Start

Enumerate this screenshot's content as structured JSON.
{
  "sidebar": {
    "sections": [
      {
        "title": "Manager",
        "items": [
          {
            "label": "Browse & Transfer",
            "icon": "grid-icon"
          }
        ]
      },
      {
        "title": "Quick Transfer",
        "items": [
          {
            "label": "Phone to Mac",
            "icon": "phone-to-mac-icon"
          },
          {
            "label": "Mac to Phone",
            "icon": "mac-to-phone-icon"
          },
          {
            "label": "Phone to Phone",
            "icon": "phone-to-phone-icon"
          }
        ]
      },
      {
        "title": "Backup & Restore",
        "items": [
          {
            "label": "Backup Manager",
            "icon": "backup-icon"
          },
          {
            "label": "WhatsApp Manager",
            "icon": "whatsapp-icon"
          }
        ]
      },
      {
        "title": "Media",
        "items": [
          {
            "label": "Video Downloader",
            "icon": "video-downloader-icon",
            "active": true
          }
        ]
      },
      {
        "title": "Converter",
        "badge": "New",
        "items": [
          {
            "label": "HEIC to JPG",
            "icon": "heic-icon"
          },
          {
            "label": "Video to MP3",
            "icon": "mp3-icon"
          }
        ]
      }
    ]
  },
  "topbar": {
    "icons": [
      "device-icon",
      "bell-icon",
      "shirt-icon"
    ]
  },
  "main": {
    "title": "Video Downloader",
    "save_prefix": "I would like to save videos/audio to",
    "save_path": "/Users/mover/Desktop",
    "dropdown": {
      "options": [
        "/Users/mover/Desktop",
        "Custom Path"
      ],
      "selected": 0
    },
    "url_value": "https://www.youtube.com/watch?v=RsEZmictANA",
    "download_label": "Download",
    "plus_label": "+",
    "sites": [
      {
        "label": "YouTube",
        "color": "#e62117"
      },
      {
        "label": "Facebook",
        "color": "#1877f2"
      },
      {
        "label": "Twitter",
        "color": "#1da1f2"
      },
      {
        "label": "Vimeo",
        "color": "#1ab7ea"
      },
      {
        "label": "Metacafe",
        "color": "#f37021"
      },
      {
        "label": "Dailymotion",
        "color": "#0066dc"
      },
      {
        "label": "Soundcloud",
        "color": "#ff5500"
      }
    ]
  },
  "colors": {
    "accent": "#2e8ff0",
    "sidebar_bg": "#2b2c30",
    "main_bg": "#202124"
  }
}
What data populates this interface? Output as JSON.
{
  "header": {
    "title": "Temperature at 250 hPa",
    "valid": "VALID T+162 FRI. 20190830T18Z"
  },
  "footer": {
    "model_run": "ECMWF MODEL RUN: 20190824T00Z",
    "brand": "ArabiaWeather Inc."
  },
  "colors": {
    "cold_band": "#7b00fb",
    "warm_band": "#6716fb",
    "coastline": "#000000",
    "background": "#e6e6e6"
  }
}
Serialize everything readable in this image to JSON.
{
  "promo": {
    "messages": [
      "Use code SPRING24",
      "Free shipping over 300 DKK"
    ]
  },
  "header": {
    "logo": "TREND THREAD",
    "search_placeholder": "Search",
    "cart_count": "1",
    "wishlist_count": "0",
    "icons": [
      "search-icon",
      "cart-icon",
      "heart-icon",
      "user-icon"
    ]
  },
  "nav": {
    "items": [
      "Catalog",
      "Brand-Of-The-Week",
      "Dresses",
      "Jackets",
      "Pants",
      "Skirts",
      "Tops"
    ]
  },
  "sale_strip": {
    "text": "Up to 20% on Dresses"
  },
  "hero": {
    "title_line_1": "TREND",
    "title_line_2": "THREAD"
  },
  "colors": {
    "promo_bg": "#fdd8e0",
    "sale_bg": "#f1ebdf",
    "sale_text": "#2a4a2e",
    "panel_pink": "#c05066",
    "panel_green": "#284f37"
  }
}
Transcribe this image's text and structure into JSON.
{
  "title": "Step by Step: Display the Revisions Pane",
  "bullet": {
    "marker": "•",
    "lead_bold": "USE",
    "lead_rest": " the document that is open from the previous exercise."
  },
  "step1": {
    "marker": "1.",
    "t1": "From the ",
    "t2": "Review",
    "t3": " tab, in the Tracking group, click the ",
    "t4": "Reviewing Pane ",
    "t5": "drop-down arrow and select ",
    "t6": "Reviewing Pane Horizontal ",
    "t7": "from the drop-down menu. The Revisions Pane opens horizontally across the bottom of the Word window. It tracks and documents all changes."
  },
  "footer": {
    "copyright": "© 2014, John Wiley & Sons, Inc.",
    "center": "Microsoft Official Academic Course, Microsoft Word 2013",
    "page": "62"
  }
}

End

= DESCRIPTION OF THE TASK =
Go through the material above line by line and copy it exactly.

= EXERCISE SOLUTION =
Enumerate this screenshot's content as structured JSON.
{
  "sidebar": {
    "sections": [
      {
        "title": "Manager",
        "items": [
          {
            "label": "Browse & Transfer",
            "icon": "grid-icon"
          }
        ]
      },
      {
        "title": "Quick Transfer",
        "items": [
          {
            "label": "Phone to Mac",
            "icon": "phone-to-mac-icon"
          },
          {
            "label": "Mac to Phone",
            "icon": "mac-to-phone-icon"
          },
          {
            "label": "Phone to Phone",
            "icon": "phone-to-phone-icon"
          }
        ]
      },
      {
        "title": "Backup & Restore",
        "items": [
          {
            "label": "Backup Manager",
            "icon": "backup-icon"
          },
          {
            "label": "WhatsApp Manager",
            "icon": "whatsapp-icon"
          }
        ]
      },
      {
        "title": "Media",
        "items": [
          {
            "label": "Video Downloader",
            "icon": "video-downloader-icon",
            "active": true
          }
        ]
      },
      {
        "title": "Converter",
        "badge": "New",
        "items": [
          {
            "label": "HEIC to JPG",
            "icon": "heic-icon"
          },
          {
            "label": "Video to MP3",
            "icon": "mp3-icon"
          }
        ]
      }
    ]
  },
  "topbar": {
    "icons": [
      "device-icon",
      "bell-icon",
      "shirt-icon"
    ]
  },
  "main": {
    "title": "Video Downloader",
    "save_prefix": "I would like to save videos/audio to",
    "save_path": "/Users/mover/Desktop",
    "dropdown": {
      "options": [
        "/Users/mover/Desktop",
        "Custom Path"
      ],
      "selected": 0
    },
    "url_value": "https://www.youtube.com/watch?v=RsEZmictANA",
    "download_label": "Download",
    "plus_label": "+",
    "sites": [
      {
        "label": "YouTube",
        "color": "#e62117"
      },
      {
        "label": "Facebook",
        "color": "#1877f2"
      },
      {
        "label": "Twitter",
        "color": "#1da1f2"
      },
      {
        "label": "Vimeo",
        "color": "#1ab7ea"
      },
      {
        "label": "Metacafe",
        "color": "#f37021"
      },
      {
        "label": "Dailymotion",
        "color": "#0066dc"
      },
      {
        "label": "Soundcloud",
        "color": "#ff5500"
      }
    ]
  },
  "colors": {
    "accent": "#2e8ff0",
    "sidebar_bg": "#2b2c30",
    "main_bg": "#202124"
  }
}
What data populates this interface? Output as JSON.
{
  "header": {
    "title": "Temperature at 250 hPa",
    "valid": "VALID T+162 FRI. 20190830T18Z"
  },
  "footer": {
    "model_run": "ECMWF MODEL RUN: 20190824T00Z",
    "brand": "ArabiaWeather Inc."
  },
  "colors": {
    "cold_band": "#7b00fb",
    "warm_band": "#6716fb",
    "coastline": "#000000",
    "background": "#e6e6e6"
  }
}
Serialize everything readable in this image to JSON.
{
  "promo": {
    "messages": [
      "Use code SPRING24",
      "Free shipping over 300 DKK"
    ]
  },
  "header": {
    "logo": "TREND THREAD",
    "search_placeholder": "Search",
    "cart_count": "1",
    "wishlist_count": "0",
    "icons": [
      "search-icon",
      "cart-icon",
      "heart-icon",
      "user-icon"
    ]
  },
  "nav": {
    "items": [
      "Catalog",
      "Brand-Of-The-Week",
      "Dresses",
      "Jackets",
      "Pants",
      "Skirts",
      "Tops"
    ]
  },
  "sale_strip": {
    "text": "Up to 20% on Dresses"
  },
  "hero": {
    "title_line_1": "TREND",
    "title_line_2": "THREAD"
  },
  "colors": {
    "promo_bg": "#fdd8e0",
    "sale_bg": "#f1ebdf",
    "sale_text": "#2a4a2e",
    "panel_pink": "#c05066",
    "panel_green": "#284f37"
  }
}
Transcribe this image's text and structure into JSON.
{
  "title": "Step by Step: Display the Revisions Pane",
  "bullet": {
    "marker": "•",
    "lead_bold": "USE",
    "lead_rest": " the document that is open from the previous exercise."
  },
  "step1": {
    "marker": "1.",
    "t1": "From the ",
    "t2": "Review",
    "t3": " tab, in the Tracking group, click the ",
    "t4": "Reviewing Pane ",
    "t5": "drop-down arrow and select ",
    "t6": "Reviewing Pane Horizontal ",
    "t7": "from the drop-down menu. The Revisions Pane opens horizontally across the bottom of the Word window. It tracks and documents all changes."
  },
  "footer": {
    "copyright": "© 2014, John Wiley & Sons, Inc.",
    "center": "Microsoft Official Academic Course, Microsoft Word 2013",
    "page": "62"
  }
}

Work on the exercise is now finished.